======== Dataset records

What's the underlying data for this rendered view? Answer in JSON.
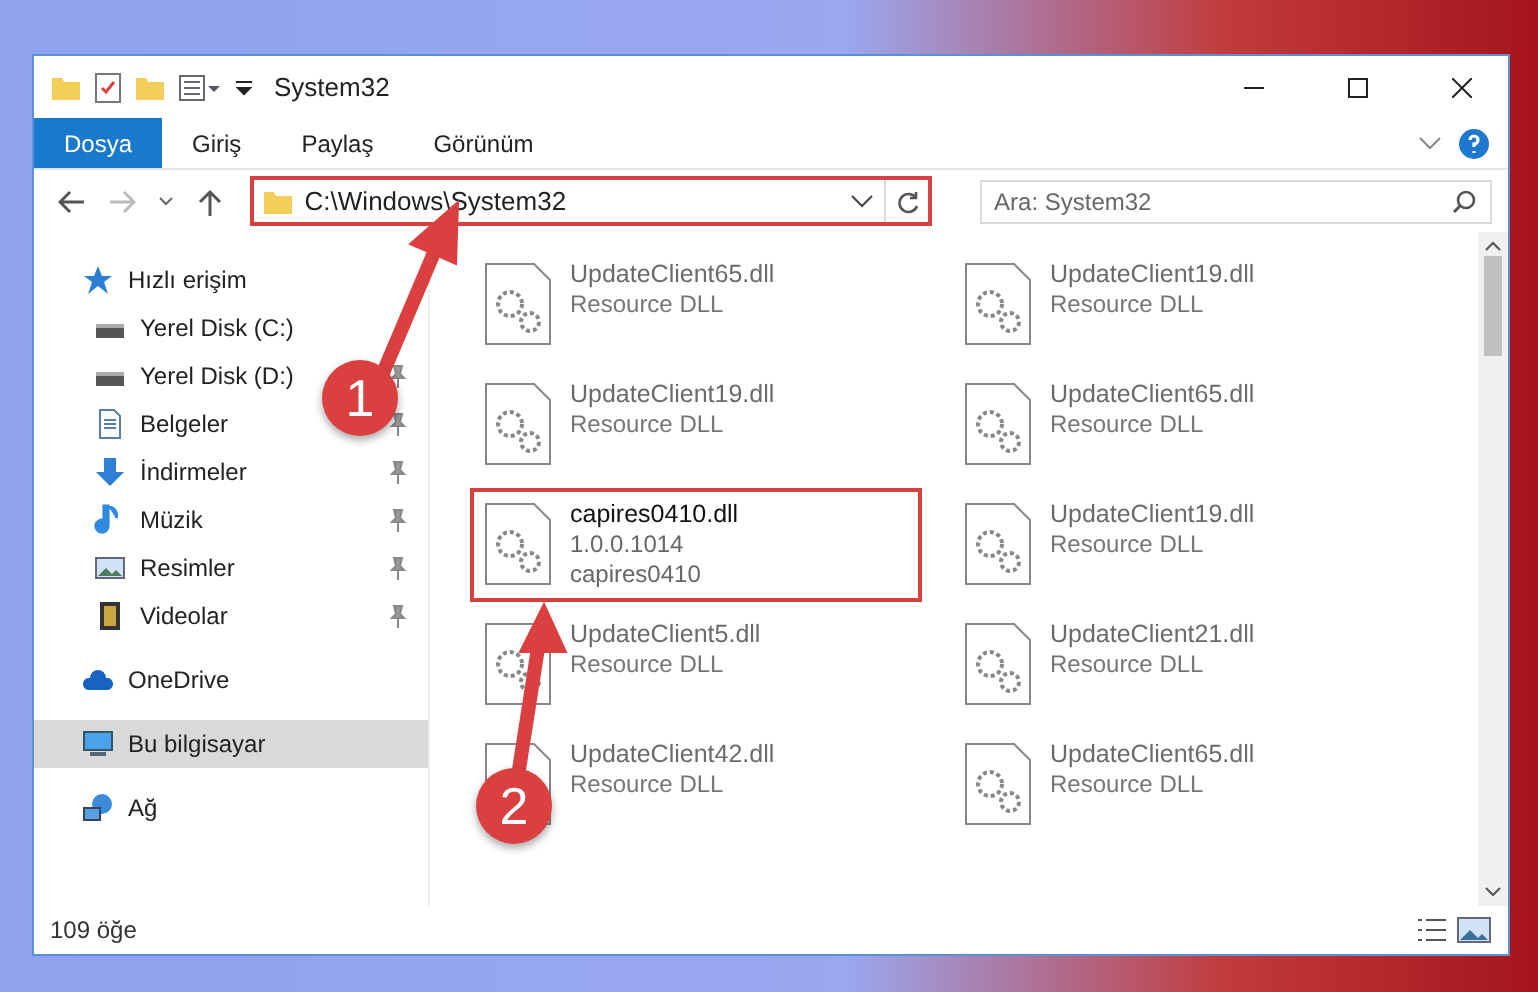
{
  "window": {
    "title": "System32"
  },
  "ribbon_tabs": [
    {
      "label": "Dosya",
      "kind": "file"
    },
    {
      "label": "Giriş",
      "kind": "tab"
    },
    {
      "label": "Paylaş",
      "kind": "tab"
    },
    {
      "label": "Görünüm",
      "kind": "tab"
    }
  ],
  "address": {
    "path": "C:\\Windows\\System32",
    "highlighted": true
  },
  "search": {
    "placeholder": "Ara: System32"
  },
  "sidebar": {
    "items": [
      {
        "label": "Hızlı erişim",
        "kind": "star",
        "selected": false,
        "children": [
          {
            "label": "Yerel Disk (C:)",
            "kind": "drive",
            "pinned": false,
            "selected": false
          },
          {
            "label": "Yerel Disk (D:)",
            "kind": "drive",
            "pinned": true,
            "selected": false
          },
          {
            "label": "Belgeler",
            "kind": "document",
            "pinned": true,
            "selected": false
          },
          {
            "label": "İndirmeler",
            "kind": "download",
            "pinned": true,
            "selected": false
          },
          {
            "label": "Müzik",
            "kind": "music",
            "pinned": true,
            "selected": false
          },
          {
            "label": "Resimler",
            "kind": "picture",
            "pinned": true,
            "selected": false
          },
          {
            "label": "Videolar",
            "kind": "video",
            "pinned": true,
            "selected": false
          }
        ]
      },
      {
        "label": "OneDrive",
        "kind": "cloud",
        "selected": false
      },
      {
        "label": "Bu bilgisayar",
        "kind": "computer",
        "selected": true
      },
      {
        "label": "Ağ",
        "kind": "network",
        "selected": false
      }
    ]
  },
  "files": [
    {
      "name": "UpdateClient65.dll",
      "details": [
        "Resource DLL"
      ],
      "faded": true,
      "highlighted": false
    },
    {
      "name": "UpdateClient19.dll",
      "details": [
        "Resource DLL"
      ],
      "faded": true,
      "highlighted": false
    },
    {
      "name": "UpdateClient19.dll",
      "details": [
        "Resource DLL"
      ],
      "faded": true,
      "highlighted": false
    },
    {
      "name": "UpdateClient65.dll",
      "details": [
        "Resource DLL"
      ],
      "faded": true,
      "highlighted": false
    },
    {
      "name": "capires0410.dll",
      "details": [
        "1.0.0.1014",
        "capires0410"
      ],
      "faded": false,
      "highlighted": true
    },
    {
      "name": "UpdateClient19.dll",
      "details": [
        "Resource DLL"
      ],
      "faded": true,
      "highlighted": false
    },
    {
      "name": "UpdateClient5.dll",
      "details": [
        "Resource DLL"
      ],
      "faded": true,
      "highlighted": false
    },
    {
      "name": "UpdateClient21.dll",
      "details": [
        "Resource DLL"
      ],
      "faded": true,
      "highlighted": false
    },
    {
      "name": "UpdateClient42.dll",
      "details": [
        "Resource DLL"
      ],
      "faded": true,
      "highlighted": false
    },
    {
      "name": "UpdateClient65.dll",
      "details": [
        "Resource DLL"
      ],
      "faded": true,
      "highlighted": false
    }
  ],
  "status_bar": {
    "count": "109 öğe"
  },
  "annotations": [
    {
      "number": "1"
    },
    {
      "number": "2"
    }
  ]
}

================
======== Dataset records

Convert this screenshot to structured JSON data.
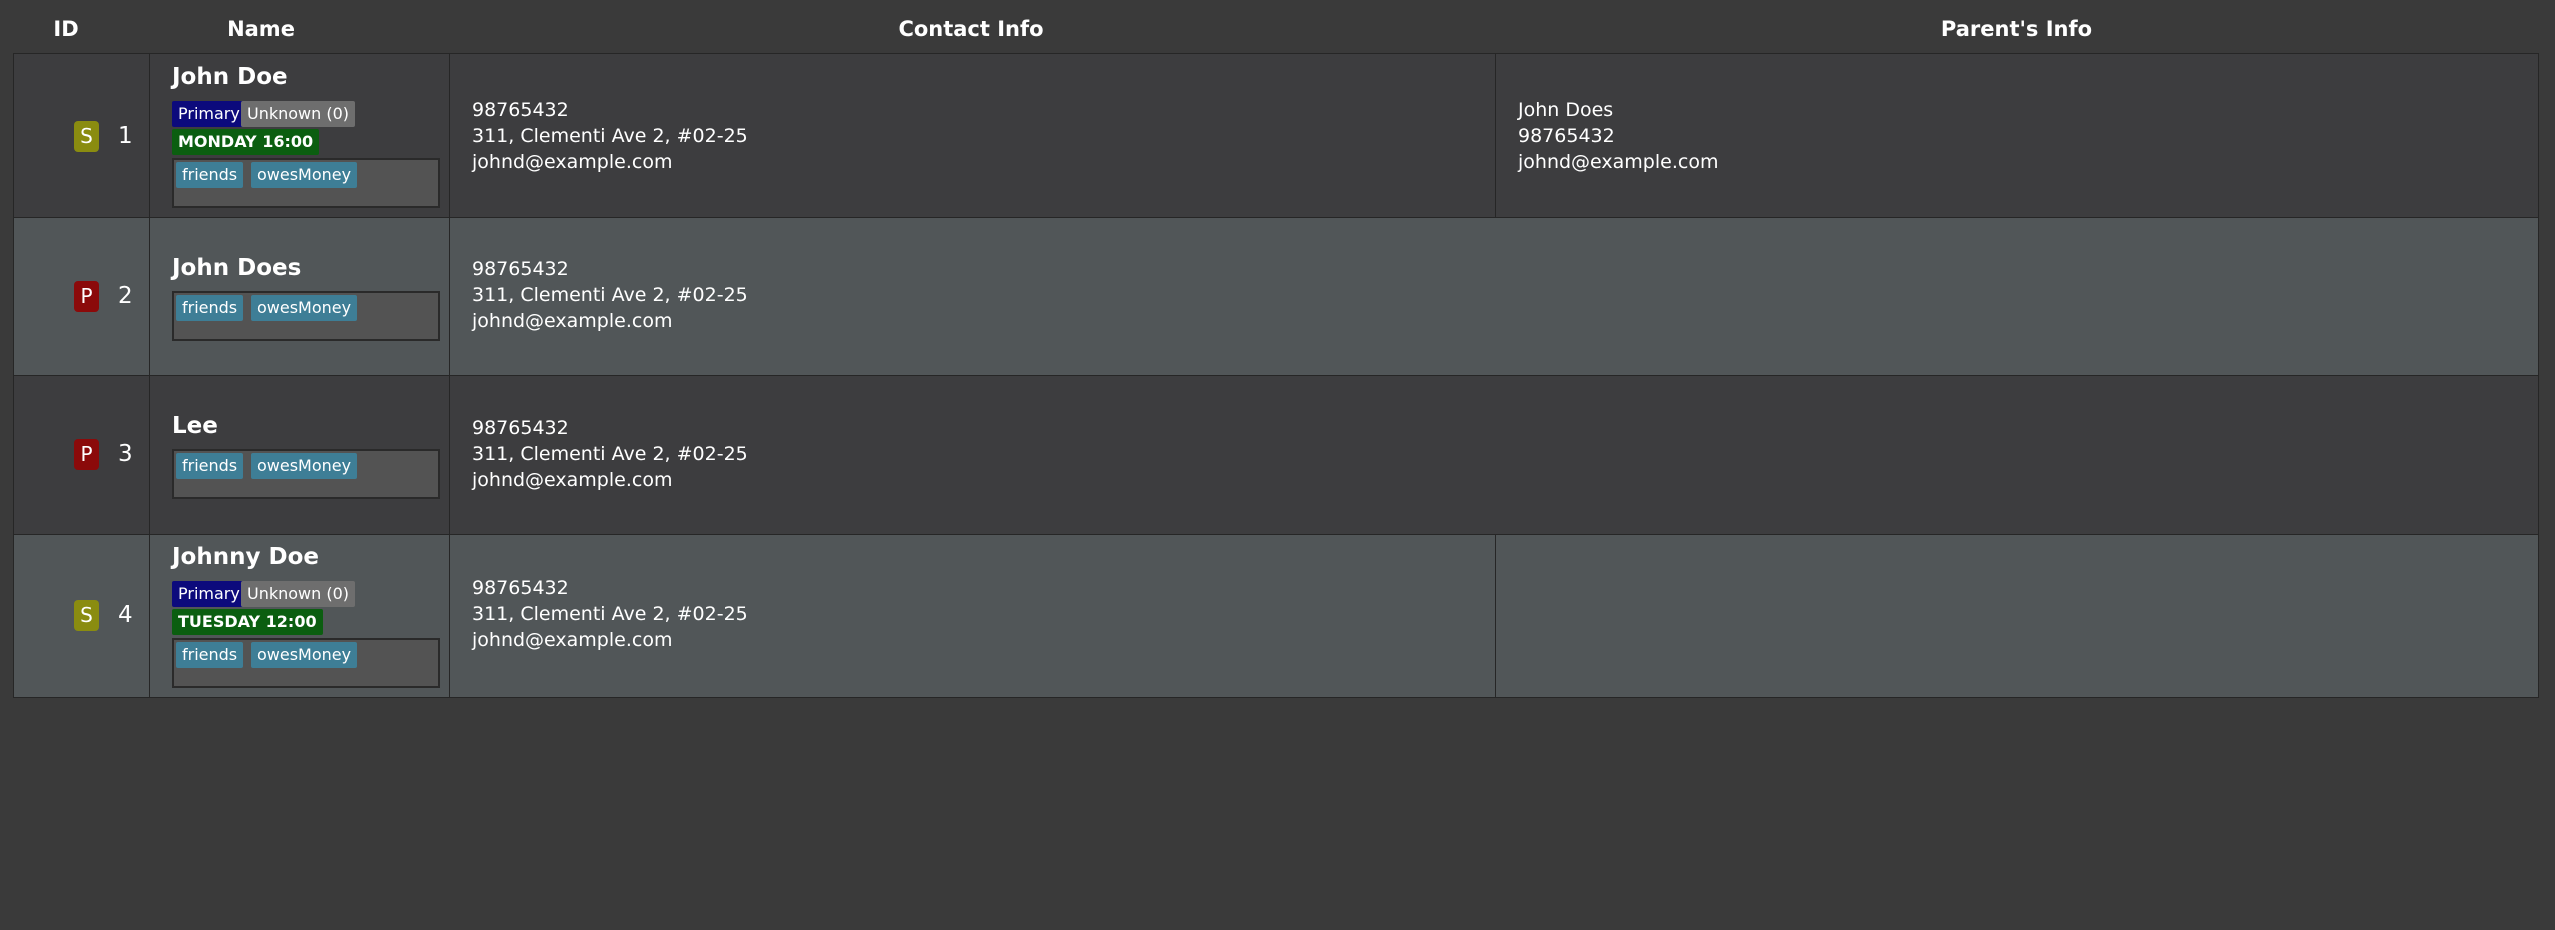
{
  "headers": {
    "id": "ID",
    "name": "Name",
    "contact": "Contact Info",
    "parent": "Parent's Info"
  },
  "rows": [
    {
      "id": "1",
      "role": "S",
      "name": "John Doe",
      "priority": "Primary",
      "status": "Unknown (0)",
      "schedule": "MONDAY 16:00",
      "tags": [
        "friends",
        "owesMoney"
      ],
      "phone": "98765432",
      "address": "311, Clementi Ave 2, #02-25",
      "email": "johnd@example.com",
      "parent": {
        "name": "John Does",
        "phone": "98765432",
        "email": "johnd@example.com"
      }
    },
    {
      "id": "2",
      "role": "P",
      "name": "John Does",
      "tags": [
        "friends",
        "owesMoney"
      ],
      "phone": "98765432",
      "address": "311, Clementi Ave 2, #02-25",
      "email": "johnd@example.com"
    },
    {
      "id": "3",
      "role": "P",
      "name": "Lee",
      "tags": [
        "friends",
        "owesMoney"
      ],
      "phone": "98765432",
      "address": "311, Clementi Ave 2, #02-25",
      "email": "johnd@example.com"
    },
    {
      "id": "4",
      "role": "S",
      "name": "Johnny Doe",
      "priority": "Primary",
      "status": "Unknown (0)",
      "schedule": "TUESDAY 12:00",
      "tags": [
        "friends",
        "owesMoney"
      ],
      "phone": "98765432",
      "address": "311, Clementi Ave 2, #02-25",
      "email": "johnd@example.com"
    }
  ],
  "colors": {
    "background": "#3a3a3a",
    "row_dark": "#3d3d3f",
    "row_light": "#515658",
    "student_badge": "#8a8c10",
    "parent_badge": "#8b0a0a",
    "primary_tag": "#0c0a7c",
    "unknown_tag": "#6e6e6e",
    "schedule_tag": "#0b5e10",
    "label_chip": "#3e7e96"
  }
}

================
======== Dataset records

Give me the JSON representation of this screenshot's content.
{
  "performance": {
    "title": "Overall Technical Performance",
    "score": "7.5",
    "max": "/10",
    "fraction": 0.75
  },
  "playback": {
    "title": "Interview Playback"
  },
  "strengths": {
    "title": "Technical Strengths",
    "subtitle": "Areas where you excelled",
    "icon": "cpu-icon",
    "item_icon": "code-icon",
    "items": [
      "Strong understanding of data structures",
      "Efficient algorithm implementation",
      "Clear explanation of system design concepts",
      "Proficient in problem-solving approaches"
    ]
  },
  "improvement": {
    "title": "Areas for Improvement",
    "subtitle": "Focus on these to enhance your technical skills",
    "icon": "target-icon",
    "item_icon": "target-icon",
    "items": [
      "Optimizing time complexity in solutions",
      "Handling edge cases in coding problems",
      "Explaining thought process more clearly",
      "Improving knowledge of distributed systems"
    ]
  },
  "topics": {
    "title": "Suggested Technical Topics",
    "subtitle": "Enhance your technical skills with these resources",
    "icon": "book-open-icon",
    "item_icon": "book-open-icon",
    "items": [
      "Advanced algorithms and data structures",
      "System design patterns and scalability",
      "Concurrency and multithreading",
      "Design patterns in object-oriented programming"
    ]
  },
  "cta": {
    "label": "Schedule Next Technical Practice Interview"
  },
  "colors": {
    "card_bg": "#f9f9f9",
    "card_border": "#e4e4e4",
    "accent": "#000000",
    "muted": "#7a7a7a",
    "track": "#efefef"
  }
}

================

Count how many lines in the data above hold the string "these", and give the number with no other words.

2